[begin EXTRACTED RECORDS]
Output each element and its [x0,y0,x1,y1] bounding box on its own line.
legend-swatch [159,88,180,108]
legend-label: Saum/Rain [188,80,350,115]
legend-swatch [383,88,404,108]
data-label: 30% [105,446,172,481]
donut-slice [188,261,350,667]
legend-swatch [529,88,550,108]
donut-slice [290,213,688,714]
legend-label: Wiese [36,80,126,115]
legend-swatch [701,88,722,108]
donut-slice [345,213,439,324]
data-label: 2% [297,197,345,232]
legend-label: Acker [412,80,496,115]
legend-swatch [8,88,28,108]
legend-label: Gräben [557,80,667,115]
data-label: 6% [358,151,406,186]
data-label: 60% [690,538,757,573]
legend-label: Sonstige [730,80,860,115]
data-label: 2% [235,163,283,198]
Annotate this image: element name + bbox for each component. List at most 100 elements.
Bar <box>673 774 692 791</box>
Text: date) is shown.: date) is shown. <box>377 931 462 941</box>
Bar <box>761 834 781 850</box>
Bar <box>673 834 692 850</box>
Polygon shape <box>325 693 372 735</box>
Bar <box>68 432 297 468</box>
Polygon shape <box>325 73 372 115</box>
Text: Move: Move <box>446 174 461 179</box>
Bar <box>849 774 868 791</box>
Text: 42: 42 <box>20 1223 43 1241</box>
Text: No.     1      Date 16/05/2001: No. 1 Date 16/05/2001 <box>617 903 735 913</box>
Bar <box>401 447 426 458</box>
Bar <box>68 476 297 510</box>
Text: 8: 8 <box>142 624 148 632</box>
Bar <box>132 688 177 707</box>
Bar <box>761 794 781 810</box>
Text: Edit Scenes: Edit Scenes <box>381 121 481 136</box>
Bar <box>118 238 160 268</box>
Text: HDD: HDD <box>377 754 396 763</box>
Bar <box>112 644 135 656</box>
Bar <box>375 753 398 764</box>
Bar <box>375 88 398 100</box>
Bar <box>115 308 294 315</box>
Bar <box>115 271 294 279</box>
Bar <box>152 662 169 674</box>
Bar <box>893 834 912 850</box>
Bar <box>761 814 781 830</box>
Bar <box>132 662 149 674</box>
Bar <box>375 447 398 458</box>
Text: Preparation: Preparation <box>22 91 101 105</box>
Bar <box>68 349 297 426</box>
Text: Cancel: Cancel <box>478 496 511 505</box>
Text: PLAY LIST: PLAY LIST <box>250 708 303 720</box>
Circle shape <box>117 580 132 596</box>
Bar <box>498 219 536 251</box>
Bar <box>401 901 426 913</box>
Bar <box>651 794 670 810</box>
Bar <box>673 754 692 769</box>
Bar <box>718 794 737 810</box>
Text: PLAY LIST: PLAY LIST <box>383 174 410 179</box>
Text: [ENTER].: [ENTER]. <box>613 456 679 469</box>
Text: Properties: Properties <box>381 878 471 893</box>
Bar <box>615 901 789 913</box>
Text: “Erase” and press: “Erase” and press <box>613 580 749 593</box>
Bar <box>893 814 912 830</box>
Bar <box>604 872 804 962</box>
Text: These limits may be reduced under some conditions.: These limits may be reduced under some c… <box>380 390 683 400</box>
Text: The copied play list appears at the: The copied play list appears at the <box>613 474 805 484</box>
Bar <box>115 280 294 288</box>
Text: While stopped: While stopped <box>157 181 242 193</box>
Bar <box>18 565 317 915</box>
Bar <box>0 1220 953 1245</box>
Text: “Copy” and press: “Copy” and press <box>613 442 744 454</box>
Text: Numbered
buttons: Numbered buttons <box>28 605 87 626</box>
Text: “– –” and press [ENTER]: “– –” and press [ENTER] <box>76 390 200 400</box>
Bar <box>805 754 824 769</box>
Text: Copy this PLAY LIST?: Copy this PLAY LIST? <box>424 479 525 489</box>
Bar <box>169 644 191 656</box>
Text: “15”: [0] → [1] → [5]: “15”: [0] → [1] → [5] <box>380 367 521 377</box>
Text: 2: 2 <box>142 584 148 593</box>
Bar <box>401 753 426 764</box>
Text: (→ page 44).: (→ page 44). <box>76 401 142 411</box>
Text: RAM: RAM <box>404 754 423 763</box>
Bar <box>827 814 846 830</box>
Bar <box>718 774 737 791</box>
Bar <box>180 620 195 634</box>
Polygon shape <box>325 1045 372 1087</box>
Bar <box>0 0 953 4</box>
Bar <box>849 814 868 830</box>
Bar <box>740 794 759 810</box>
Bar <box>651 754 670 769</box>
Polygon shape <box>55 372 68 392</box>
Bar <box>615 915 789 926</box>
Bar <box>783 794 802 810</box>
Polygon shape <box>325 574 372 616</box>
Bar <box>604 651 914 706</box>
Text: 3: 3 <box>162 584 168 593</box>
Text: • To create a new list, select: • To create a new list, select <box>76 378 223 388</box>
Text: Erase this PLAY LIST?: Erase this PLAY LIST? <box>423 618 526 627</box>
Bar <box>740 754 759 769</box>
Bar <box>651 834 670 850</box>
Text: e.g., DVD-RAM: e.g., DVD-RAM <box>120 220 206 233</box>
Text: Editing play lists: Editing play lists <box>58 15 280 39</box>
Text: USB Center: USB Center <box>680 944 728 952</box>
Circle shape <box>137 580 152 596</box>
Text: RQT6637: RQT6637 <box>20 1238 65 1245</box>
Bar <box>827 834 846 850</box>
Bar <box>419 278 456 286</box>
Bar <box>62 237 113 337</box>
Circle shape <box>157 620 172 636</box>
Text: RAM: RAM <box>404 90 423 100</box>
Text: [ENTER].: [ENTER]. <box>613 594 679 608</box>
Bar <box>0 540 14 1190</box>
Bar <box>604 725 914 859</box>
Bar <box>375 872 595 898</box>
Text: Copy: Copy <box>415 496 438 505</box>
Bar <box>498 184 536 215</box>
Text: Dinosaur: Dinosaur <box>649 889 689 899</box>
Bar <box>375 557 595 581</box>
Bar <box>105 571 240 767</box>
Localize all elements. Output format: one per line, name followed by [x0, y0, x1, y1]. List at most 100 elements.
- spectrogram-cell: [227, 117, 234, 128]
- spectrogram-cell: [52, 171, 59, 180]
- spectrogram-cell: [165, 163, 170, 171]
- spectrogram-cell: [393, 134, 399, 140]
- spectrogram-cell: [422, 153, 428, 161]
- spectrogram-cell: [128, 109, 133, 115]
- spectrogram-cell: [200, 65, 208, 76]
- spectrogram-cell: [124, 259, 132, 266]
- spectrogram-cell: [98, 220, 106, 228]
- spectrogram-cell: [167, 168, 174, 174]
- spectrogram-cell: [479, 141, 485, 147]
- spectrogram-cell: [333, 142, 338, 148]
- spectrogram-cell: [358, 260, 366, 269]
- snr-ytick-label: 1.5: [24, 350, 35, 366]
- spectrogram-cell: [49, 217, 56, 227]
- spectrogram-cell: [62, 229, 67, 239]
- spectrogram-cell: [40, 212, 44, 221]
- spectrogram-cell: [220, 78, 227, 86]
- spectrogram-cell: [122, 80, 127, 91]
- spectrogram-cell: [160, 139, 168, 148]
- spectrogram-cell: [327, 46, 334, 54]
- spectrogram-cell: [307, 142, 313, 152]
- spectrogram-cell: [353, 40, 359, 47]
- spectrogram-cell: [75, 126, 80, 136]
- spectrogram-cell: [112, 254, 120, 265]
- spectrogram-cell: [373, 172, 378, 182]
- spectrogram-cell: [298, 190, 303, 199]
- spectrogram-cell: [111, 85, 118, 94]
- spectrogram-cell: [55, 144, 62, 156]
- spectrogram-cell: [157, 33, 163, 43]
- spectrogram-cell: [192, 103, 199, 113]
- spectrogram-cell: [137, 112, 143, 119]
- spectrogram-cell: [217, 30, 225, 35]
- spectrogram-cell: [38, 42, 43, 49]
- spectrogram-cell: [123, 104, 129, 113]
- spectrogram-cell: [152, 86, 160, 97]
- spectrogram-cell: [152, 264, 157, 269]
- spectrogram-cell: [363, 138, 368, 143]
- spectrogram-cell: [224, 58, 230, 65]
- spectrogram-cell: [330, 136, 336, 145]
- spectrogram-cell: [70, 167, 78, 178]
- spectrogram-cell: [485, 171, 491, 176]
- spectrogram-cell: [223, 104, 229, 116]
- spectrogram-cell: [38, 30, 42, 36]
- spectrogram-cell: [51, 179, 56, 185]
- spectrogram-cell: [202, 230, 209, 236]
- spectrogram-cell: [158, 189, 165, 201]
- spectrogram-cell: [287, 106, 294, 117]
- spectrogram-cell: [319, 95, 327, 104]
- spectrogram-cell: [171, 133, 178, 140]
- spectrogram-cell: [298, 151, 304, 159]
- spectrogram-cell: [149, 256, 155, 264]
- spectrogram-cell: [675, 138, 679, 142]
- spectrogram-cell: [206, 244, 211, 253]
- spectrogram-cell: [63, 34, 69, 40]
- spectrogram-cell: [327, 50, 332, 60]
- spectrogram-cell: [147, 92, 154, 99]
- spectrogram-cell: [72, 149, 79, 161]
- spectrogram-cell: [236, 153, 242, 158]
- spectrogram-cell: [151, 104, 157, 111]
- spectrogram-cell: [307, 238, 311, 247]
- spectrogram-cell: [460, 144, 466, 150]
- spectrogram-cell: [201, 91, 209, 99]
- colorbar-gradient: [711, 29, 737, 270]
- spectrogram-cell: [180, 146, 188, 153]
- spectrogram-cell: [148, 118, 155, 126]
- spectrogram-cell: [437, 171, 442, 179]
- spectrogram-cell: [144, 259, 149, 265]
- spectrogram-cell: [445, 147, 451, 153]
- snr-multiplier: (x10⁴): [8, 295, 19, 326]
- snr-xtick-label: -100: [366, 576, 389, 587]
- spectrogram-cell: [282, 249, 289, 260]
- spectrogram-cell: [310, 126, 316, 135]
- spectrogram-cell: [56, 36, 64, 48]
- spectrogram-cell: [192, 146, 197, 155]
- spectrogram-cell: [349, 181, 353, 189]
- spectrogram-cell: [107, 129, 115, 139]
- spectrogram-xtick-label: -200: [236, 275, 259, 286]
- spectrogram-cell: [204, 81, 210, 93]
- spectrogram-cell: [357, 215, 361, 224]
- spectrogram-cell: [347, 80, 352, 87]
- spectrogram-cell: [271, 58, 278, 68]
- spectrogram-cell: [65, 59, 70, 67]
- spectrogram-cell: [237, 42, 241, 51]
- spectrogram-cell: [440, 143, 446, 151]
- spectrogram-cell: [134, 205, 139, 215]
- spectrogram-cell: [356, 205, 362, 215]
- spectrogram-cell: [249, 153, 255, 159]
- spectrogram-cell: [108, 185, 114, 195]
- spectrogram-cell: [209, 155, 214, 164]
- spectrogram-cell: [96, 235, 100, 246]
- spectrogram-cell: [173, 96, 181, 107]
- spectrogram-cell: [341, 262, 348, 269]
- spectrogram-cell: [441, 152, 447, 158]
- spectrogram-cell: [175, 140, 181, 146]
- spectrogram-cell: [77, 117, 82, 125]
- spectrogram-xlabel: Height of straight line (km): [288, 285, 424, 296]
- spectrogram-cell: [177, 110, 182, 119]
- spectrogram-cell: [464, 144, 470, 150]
[end EXTRACTED RECORDS]
REQUIREMENT →
Rewrite the items from the start through the line containing "legend-label: Gräben [557,80,667,115]", inclusive, changing each "legend-swatch" to "legend-marker" and leaving everything else the same.

COMPLETED TASK →
Output each element and its [x0,y0,x1,y1] bounding box on its own line.
legend-marker [159,88,180,108]
legend-label: Saum/Rain [188,80,350,115]
legend-marker [383,88,404,108]
data-label: 30% [105,446,172,481]
donut-slice [188,261,350,667]
legend-marker [529,88,550,108]
donut-slice [290,213,688,714]
legend-label: Wiese [36,80,126,115]
legend-marker [701,88,722,108]
donut-slice [345,213,439,324]
data-label: 2% [297,197,345,232]
legend-label: Acker [412,80,496,115]
legend-marker [8,88,28,108]
legend-label: Gräben [557,80,667,115]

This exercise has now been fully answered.